Data records:
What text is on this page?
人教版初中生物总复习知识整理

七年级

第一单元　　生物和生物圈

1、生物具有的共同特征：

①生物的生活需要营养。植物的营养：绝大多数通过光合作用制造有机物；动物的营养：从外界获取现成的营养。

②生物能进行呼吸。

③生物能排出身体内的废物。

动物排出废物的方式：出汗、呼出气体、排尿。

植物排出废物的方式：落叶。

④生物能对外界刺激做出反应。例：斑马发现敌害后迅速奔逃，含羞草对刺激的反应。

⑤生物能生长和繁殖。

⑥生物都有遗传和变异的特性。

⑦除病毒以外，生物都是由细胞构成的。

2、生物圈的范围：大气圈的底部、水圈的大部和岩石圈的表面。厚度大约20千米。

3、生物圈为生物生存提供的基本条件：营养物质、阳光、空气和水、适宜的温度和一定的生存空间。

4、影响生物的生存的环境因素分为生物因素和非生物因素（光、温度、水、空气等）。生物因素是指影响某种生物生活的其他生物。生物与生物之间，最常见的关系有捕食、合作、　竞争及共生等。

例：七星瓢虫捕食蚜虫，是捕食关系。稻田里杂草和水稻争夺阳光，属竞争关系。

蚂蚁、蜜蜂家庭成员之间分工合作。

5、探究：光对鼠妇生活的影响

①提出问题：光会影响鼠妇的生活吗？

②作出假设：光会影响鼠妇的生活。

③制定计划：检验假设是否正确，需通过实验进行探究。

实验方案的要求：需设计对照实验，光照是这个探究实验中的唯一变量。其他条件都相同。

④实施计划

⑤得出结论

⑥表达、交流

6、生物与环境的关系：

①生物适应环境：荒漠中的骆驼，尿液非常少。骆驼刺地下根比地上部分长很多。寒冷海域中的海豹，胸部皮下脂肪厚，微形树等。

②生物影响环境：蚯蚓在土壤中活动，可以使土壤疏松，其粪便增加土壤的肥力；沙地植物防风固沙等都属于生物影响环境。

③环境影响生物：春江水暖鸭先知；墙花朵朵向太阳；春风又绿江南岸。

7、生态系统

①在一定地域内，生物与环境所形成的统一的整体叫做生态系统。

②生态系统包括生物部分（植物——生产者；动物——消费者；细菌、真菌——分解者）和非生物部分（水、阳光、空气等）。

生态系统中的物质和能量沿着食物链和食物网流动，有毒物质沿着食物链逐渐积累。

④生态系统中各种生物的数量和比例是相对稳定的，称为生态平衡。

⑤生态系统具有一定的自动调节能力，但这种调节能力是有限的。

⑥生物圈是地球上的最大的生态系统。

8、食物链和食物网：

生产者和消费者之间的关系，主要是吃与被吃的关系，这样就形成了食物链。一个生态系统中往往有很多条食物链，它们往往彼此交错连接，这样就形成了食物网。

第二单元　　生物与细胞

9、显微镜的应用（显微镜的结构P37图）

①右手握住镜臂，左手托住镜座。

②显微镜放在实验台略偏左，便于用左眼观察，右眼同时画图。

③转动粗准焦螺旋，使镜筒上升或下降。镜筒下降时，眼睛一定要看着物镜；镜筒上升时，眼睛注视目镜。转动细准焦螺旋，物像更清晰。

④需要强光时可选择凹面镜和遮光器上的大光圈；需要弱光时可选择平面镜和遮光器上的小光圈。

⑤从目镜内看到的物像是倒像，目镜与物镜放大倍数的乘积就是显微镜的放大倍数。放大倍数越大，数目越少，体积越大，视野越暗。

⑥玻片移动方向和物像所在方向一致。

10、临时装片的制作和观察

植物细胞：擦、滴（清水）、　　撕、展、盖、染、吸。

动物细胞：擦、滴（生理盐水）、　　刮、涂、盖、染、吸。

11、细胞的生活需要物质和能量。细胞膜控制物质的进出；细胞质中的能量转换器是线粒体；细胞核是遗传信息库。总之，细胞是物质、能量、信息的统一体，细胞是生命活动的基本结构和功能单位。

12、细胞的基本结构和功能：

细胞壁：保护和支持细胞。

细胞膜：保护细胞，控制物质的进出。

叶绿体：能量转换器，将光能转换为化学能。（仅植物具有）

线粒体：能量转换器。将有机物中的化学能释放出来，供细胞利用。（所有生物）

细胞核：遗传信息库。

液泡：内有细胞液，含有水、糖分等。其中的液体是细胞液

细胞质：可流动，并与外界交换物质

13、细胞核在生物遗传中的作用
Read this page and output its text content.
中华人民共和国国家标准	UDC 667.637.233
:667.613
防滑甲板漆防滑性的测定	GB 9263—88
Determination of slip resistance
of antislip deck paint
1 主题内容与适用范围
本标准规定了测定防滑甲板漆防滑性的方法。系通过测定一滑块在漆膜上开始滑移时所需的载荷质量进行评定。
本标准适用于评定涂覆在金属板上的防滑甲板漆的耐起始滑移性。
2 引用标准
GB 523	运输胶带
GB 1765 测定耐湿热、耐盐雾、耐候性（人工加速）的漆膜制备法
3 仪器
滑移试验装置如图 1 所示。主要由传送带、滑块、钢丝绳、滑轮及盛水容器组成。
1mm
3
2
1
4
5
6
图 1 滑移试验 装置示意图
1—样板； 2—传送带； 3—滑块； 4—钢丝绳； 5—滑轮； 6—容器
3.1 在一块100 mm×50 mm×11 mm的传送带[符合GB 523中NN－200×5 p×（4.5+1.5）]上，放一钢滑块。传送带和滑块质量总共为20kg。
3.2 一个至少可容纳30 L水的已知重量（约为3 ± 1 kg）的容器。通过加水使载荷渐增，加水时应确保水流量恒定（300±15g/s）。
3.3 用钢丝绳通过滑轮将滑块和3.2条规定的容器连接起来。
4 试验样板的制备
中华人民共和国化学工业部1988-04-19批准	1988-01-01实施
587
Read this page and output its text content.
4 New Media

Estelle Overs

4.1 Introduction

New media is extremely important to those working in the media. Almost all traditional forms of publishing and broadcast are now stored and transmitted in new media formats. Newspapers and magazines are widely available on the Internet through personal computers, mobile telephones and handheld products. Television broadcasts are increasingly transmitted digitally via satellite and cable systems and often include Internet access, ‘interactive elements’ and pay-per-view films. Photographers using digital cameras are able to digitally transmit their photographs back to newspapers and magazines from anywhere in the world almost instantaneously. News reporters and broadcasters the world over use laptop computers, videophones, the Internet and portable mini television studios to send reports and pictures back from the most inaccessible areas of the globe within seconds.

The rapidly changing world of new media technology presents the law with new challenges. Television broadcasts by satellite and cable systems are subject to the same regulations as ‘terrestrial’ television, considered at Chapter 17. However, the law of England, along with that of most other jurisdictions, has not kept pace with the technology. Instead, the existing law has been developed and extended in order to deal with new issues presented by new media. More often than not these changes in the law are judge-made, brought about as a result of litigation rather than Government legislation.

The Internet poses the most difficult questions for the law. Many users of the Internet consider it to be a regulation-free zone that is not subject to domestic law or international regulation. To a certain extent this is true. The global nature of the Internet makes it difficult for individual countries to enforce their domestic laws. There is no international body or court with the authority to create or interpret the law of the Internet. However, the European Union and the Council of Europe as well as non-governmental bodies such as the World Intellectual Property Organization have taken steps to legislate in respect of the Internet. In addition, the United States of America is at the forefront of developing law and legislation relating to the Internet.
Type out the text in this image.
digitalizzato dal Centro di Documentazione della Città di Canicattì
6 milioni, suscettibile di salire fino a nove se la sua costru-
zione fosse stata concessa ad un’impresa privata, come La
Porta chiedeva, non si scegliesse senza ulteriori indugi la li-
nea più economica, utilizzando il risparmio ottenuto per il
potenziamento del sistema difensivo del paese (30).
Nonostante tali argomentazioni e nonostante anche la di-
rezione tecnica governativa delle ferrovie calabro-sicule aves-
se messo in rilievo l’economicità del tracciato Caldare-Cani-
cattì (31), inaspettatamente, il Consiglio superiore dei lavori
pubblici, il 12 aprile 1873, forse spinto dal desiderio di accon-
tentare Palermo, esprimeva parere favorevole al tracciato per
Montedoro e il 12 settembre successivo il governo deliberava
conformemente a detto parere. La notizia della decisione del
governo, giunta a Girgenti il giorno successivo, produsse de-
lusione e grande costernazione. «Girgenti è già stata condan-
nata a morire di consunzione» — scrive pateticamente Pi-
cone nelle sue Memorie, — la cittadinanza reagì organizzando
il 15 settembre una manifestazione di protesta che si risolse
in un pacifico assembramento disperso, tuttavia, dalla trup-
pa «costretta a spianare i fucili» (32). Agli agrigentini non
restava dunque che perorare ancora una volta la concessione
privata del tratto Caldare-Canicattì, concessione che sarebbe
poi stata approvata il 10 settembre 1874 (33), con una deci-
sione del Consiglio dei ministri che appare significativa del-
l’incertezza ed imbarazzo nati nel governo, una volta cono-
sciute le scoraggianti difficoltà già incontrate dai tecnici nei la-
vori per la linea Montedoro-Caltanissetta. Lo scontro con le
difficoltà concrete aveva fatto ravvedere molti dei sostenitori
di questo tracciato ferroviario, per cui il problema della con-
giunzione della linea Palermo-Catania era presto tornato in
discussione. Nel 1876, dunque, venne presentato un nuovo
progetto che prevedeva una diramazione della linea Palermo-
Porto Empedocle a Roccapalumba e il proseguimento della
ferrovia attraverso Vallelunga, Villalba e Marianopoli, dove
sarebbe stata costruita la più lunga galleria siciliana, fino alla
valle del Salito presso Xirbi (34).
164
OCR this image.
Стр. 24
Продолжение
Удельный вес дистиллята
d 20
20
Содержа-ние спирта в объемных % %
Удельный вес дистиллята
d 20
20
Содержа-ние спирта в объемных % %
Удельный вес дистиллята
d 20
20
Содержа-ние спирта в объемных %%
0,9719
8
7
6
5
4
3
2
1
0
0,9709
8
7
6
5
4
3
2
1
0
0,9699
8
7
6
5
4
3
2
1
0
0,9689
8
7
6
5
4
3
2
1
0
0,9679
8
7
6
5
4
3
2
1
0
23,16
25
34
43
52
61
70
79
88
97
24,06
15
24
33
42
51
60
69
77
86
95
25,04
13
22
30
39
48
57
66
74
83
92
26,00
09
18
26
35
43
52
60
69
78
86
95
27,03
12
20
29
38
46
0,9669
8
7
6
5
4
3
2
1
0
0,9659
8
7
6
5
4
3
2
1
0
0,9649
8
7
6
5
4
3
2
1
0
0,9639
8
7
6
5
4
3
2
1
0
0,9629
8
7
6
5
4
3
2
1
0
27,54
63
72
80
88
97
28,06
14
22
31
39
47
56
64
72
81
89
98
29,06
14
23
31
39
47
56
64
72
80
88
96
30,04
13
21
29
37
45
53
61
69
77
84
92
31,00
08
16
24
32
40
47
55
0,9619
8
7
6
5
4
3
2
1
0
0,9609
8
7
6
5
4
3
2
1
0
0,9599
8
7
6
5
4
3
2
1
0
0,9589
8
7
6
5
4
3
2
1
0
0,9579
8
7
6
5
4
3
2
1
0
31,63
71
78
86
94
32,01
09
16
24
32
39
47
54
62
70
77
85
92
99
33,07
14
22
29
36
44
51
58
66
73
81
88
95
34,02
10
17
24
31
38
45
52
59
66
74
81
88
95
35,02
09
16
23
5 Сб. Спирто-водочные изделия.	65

WHAT YOU NEED TO DO — Calculate how many lines of the material include the string "Consiglio", and state that number by itself.

EXERCISE OUTPUT — 2